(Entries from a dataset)
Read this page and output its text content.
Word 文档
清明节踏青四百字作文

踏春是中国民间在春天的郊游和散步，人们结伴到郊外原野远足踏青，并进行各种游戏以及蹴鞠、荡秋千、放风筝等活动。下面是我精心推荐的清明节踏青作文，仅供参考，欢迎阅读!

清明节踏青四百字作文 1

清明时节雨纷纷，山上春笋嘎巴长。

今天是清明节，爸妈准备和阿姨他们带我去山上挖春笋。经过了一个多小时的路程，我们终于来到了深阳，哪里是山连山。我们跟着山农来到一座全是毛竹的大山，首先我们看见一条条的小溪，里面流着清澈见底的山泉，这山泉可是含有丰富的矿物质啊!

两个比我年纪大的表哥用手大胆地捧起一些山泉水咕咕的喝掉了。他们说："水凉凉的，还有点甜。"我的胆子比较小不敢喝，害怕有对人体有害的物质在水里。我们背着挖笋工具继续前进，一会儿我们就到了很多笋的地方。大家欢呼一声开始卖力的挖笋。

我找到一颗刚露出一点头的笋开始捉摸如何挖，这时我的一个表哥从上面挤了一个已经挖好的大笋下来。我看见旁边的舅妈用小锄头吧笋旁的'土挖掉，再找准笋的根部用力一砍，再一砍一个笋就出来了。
* * *
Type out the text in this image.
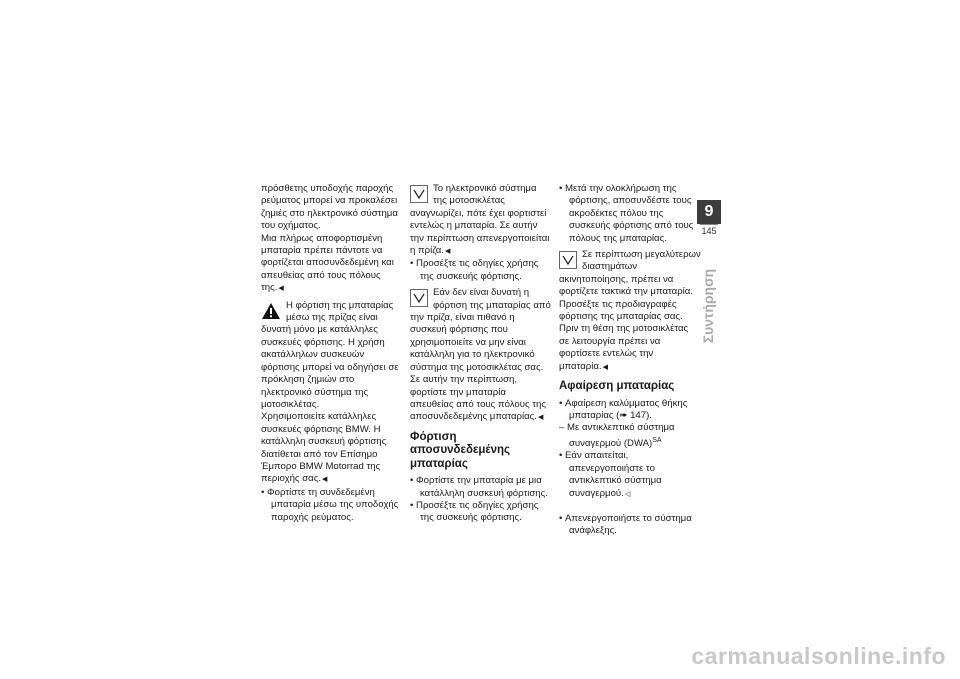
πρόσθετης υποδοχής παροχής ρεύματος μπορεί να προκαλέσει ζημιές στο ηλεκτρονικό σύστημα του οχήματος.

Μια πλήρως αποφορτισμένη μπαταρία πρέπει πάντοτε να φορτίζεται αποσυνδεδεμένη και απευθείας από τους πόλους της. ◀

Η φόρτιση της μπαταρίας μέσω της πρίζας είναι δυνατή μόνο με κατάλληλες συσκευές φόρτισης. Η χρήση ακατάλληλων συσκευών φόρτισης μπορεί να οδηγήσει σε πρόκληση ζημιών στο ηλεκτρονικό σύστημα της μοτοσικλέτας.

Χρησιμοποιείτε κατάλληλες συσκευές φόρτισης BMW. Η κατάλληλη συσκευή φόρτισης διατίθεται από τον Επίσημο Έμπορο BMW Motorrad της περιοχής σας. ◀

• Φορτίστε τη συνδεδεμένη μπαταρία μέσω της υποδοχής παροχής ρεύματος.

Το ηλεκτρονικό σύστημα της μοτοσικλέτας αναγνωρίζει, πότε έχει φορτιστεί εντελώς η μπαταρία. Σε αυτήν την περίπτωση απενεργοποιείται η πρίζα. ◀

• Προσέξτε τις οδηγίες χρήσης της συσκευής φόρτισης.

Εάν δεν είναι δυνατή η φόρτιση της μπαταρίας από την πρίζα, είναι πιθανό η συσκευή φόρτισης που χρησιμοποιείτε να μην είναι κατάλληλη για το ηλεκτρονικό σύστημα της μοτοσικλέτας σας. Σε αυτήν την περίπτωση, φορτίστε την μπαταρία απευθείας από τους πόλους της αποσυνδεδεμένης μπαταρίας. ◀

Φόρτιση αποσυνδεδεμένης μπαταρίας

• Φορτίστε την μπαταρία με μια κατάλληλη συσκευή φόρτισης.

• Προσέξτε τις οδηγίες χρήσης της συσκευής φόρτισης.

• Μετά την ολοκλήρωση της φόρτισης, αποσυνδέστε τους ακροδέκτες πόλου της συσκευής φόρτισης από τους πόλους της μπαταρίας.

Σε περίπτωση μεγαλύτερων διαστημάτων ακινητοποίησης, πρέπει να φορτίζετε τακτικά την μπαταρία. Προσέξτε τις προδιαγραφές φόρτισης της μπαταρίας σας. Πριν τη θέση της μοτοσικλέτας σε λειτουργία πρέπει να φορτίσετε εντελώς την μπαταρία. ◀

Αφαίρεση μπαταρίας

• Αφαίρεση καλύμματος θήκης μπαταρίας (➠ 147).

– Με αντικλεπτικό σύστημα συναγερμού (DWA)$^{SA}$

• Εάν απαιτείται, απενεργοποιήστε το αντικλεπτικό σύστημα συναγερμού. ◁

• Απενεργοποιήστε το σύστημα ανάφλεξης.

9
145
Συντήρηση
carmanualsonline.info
---
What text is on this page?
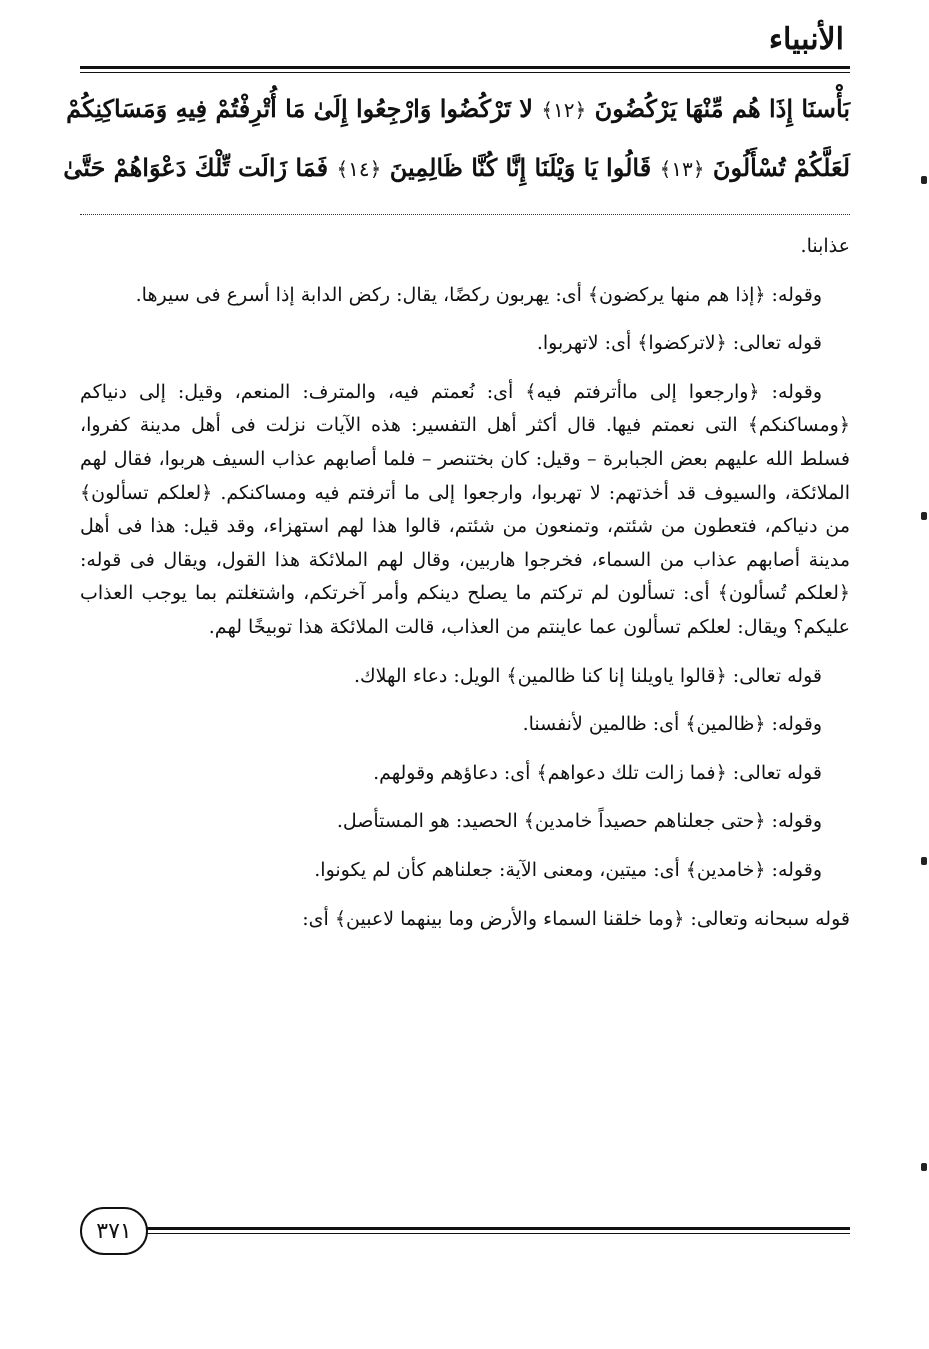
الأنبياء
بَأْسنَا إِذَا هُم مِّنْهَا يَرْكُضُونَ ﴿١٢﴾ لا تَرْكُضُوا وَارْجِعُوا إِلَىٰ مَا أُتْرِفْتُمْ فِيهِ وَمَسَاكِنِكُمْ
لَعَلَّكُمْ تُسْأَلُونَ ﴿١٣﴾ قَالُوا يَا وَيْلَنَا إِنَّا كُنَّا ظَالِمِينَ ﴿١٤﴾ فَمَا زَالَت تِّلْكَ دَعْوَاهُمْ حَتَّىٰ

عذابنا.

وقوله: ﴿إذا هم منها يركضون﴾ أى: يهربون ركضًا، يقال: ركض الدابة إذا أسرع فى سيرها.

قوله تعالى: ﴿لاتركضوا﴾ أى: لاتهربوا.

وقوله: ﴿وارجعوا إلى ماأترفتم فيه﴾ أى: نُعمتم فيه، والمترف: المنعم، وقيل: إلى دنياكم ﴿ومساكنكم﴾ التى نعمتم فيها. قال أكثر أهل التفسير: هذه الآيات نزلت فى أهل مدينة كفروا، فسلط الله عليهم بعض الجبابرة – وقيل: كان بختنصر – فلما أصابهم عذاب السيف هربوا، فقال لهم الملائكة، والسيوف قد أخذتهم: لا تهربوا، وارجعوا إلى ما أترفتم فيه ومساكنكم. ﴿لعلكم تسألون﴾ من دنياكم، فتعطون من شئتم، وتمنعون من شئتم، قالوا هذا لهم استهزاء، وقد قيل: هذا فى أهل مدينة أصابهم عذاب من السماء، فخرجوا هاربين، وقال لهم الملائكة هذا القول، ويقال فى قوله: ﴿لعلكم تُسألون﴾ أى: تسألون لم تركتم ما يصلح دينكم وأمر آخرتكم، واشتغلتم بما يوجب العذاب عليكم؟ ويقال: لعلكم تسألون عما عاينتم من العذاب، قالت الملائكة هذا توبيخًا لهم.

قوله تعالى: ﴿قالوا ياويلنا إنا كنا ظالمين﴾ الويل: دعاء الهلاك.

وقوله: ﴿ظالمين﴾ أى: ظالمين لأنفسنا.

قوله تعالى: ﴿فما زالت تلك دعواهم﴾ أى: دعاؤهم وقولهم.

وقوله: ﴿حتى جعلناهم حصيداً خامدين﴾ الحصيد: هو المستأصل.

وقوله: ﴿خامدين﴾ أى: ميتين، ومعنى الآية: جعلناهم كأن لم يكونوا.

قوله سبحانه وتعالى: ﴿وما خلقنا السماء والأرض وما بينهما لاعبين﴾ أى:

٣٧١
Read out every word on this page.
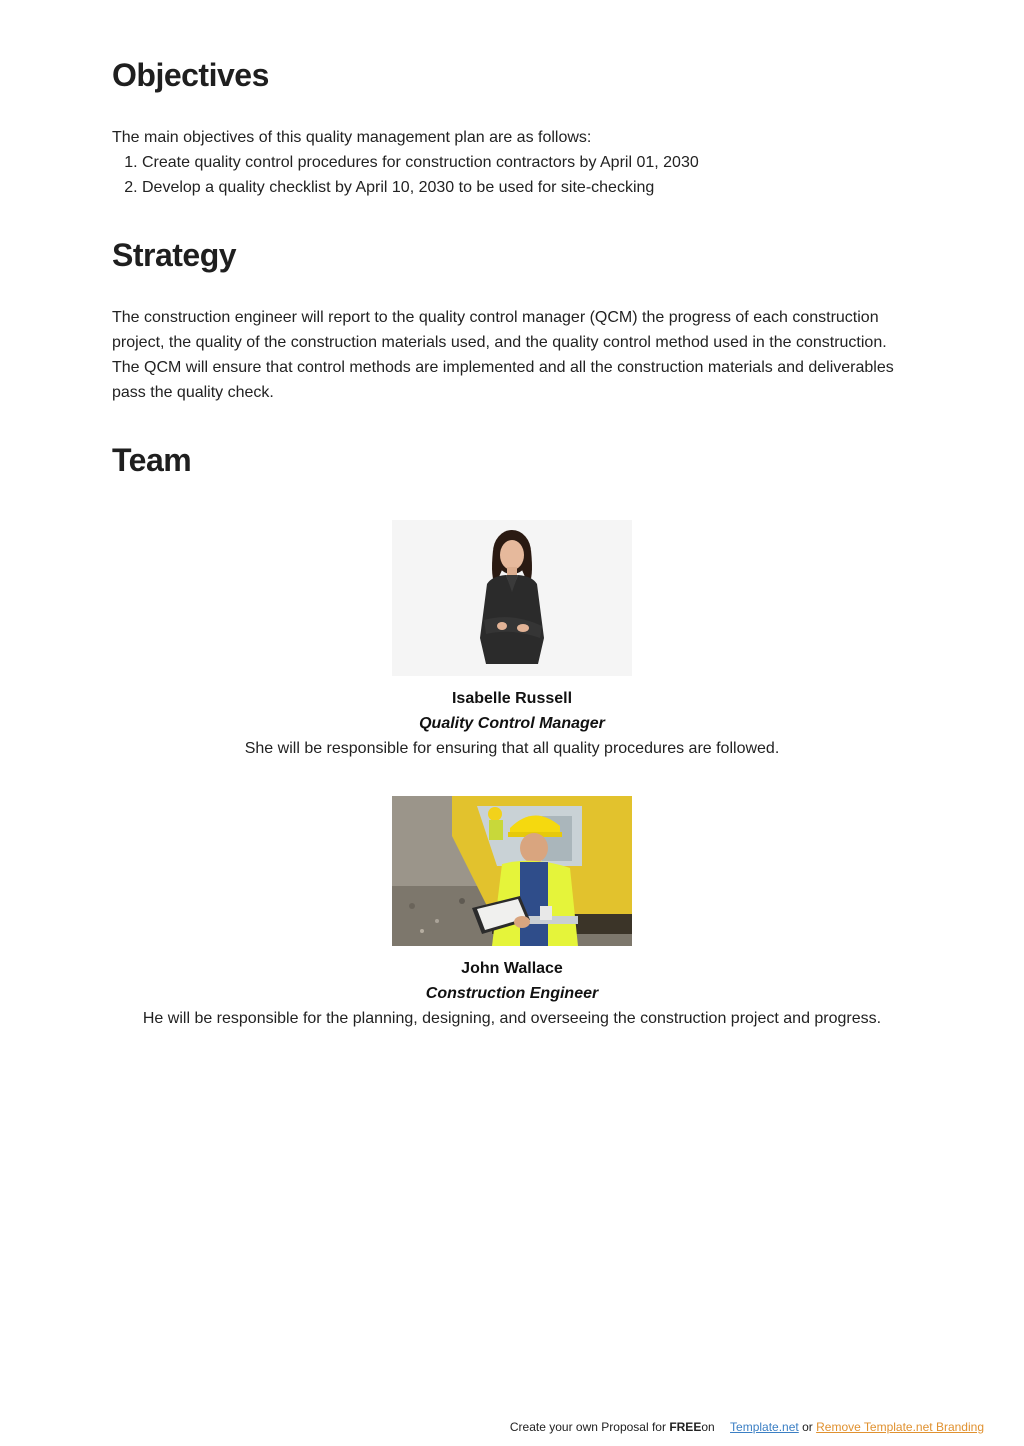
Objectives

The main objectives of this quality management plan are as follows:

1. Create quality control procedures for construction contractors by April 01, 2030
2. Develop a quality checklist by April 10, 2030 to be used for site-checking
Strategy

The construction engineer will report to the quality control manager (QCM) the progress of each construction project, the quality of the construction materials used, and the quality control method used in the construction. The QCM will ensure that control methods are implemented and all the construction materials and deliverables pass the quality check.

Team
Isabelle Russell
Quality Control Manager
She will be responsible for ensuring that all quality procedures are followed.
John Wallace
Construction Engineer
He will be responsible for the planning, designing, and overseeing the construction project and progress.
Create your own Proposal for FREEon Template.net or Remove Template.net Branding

* What is asked
Compute the number of lines above that contain the string "υποδοχής". Reply with that value only.

* Correct result
2